Problem requirements:
Pick out each line in these entries that contains the string "инфраструктуры".

Material provided:
□ □ □ □
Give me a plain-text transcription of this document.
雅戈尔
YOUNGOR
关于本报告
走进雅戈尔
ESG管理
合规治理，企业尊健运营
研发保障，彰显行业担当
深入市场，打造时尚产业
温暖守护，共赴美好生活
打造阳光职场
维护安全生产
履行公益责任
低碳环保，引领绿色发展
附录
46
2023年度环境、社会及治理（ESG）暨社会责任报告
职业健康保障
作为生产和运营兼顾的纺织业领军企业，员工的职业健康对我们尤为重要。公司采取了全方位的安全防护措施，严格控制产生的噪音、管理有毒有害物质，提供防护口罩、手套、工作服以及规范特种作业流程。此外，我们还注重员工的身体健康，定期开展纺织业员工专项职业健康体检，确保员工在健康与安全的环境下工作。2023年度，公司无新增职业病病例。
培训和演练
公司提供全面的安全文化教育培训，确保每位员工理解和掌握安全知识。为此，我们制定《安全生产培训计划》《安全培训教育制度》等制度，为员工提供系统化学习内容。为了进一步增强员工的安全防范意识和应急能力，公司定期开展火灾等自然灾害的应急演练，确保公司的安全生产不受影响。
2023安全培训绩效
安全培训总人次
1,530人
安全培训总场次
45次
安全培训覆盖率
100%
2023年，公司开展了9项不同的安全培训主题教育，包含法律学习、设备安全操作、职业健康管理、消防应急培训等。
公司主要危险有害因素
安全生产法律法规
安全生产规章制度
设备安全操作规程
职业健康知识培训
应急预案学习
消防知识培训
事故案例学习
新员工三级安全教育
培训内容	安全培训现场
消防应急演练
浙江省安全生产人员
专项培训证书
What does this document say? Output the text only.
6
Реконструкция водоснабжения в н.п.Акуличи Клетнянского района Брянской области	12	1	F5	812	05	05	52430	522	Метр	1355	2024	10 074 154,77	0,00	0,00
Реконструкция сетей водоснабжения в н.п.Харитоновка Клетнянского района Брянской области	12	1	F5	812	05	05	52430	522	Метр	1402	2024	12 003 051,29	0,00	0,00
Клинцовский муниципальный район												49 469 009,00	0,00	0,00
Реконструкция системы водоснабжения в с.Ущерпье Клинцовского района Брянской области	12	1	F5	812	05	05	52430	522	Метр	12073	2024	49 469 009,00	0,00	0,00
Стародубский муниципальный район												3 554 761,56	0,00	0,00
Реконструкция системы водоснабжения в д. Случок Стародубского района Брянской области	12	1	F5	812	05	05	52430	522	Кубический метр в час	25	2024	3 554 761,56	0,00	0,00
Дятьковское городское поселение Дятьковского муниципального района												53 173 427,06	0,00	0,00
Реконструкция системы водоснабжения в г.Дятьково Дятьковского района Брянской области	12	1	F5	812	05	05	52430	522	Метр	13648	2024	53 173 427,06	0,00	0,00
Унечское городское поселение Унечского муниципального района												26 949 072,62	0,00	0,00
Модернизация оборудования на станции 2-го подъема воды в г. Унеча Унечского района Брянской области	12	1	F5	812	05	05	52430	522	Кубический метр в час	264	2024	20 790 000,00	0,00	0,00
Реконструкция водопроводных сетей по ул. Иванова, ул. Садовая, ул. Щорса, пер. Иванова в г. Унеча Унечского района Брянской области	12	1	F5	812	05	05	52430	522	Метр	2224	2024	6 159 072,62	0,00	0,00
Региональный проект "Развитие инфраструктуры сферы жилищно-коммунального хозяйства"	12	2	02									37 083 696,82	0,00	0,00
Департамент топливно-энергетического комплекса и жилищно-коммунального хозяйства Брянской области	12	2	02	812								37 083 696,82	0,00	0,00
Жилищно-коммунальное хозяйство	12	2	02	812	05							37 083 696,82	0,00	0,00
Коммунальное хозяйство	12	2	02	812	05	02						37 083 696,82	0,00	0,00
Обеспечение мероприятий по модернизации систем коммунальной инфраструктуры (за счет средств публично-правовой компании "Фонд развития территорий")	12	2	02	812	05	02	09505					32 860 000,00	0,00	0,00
□ □ □ □
Written response:
Региональный проект "Развитие инфраструктуры сферы жилищно-коммунального хозяйства"	12	2	02									37 083 696,82	0,00	0,00
Обеспечение мероприятий по модернизации систем коммунальной инфраструктуры (за счет средств публично-правовой компании "Фонд развития территорий")	12	2	02	812	05	02	09505					32 860 000,00	0,00	0,00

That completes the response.